'''

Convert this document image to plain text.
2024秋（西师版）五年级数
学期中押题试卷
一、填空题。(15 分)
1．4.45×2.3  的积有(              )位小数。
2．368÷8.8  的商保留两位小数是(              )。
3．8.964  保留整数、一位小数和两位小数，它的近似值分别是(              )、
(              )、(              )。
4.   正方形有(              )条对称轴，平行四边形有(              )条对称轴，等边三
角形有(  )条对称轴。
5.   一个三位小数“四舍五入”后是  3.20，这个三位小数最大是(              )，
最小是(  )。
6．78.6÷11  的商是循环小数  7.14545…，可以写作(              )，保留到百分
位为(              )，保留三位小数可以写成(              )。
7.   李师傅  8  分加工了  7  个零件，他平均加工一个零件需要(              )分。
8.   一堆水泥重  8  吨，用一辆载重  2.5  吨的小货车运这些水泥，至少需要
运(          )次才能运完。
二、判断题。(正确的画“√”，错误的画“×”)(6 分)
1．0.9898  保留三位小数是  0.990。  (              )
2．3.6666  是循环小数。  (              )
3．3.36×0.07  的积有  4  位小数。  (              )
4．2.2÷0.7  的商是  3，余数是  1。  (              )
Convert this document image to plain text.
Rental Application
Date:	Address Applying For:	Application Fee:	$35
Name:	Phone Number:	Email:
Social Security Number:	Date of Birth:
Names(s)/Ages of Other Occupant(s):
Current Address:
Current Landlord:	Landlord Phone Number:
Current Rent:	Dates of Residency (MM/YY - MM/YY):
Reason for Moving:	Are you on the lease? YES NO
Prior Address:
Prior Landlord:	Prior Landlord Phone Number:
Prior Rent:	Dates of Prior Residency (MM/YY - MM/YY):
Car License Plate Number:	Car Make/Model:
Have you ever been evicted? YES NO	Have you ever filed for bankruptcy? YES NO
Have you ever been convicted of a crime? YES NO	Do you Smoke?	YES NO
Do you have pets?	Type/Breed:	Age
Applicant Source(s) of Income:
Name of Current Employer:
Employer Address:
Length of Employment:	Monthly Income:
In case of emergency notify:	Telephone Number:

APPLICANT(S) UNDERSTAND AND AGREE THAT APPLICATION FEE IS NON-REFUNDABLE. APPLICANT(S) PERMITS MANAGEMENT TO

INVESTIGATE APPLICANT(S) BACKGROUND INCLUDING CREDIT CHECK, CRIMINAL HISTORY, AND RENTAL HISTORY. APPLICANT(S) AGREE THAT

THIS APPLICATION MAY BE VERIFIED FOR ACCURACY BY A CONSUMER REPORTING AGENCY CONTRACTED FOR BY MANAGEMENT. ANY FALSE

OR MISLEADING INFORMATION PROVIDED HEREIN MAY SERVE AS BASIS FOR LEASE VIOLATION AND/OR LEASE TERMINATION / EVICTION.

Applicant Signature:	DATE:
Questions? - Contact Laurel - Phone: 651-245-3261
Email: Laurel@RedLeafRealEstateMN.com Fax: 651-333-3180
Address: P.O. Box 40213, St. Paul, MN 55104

'''

## Requirements:
Pick out every line above that contains the word "Laurel" and copy it.

## Task response:
Questions? - Contact Laurel - Phone: 651-245-3261
Email: Laurel@RedLeafRealEstateMN.com Fax: 651-333-3180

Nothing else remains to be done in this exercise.